Task objective:
Output the lines that follow exactly as they are.

(Collected data)

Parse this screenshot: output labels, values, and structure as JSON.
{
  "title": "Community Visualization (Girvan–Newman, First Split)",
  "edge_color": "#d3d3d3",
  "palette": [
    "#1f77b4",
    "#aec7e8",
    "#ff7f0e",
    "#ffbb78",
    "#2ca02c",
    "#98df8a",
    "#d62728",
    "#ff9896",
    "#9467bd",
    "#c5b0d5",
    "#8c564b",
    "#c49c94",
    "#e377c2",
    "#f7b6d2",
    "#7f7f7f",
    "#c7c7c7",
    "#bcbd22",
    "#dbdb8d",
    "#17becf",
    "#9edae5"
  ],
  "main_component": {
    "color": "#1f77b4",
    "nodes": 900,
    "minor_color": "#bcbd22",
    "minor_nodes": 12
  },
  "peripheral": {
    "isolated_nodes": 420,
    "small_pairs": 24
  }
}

Written answer:
Parse this screenshot: output labels, values, and structure as JSON.
{
  "title": "Community Visualization (Girvan–Newman, First Split)",
  "edge_color": "#d3d3d3",
  "palette": [
    "#1f77b4",
    "#aec7e8",
    "#ff7f0e",
    "#ffbb78",
    "#2ca02c",
    "#98df8a",
    "#d62728",
    "#ff9896",
    "#9467bd",
    "#c5b0d5",
    "#8c564b",
    "#c49c94",
    "#e377c2",
    "#f7b6d2",
    "#7f7f7f",
    "#c7c7c7",
    "#bcbd22",
    "#dbdb8d",
    "#17becf",
    "#9edae5"
  ],
  "main_component": {
    "color": "#1f77b4",
    "nodes": 900,
    "minor_color": "#bcbd22",
    "minor_nodes": 12
  },
  "peripheral": {
    "isolated_nodes": 420,
    "small_pairs": 24
  }
}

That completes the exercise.